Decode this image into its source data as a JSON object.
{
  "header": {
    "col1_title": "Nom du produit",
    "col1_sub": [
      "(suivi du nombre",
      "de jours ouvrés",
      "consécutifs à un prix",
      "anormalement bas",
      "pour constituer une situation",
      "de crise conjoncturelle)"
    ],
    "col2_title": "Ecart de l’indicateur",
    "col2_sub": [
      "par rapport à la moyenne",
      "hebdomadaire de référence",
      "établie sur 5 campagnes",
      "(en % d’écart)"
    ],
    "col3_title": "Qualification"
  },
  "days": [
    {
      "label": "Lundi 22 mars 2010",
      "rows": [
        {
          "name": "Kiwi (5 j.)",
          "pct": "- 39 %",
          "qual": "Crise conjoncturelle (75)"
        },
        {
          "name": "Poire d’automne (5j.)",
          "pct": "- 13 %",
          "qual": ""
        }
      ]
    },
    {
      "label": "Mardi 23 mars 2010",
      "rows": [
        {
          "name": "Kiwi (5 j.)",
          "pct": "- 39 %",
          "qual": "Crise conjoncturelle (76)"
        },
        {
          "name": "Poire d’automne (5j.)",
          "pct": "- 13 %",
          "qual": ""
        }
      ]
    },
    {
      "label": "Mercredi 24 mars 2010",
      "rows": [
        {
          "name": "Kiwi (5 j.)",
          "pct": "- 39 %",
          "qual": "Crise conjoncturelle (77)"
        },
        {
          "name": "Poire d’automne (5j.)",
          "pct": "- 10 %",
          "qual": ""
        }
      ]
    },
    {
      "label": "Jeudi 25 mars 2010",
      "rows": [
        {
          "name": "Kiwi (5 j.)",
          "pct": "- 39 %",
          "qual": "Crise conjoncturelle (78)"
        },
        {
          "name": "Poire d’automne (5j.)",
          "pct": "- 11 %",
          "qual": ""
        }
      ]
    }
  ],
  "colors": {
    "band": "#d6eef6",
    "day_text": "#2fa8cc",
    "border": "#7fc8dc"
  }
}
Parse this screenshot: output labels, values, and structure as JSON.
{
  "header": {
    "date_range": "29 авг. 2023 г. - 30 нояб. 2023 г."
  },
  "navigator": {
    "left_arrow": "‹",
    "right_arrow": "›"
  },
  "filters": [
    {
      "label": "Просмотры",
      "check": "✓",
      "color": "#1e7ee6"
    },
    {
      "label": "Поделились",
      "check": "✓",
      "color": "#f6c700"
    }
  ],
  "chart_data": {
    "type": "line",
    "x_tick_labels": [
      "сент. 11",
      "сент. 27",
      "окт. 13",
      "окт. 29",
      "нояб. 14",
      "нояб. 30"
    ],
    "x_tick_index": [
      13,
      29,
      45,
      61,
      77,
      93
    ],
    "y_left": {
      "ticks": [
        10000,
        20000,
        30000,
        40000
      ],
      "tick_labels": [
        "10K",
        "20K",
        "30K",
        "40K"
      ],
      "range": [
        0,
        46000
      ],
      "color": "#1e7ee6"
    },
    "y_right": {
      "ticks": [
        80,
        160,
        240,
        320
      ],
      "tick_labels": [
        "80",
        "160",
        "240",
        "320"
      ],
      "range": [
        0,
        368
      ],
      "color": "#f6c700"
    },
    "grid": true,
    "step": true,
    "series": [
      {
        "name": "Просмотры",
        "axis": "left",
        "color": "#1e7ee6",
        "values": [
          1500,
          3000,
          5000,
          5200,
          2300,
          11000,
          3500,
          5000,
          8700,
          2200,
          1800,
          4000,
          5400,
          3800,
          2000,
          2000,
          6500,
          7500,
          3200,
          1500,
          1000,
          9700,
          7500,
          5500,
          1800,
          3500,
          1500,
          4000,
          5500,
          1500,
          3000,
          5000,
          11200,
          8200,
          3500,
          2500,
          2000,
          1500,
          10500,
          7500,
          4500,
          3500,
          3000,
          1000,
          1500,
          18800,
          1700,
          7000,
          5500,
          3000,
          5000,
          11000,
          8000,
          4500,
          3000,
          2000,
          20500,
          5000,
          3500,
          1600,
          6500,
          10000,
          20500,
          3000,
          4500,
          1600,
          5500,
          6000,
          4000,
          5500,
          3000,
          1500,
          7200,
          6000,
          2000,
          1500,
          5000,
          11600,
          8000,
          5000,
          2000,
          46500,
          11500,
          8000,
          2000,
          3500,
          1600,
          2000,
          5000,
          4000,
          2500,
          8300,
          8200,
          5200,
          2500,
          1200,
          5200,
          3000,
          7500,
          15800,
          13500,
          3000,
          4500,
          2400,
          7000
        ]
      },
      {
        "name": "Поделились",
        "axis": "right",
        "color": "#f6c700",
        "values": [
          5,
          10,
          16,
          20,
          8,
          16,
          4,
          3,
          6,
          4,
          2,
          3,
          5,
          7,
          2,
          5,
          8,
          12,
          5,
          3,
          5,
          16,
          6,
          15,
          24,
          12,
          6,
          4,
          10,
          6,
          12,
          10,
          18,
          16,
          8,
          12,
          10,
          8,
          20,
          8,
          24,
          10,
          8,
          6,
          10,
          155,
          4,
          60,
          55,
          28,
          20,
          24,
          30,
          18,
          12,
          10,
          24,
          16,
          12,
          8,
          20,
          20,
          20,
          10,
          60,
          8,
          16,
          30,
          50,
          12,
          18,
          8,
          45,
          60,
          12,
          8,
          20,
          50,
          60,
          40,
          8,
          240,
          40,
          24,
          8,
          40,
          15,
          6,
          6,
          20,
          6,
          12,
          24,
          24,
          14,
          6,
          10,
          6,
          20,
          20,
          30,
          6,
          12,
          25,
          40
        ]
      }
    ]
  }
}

========================

**GOAL OF THE EXERCISE**. Check each line of the records above for the string "JSON", and report every line that has it.

**THE OUTPUT**.
Decode this image into its source data as a JSON object.
Parse this screenshot: output labels, values, and structure as JSON.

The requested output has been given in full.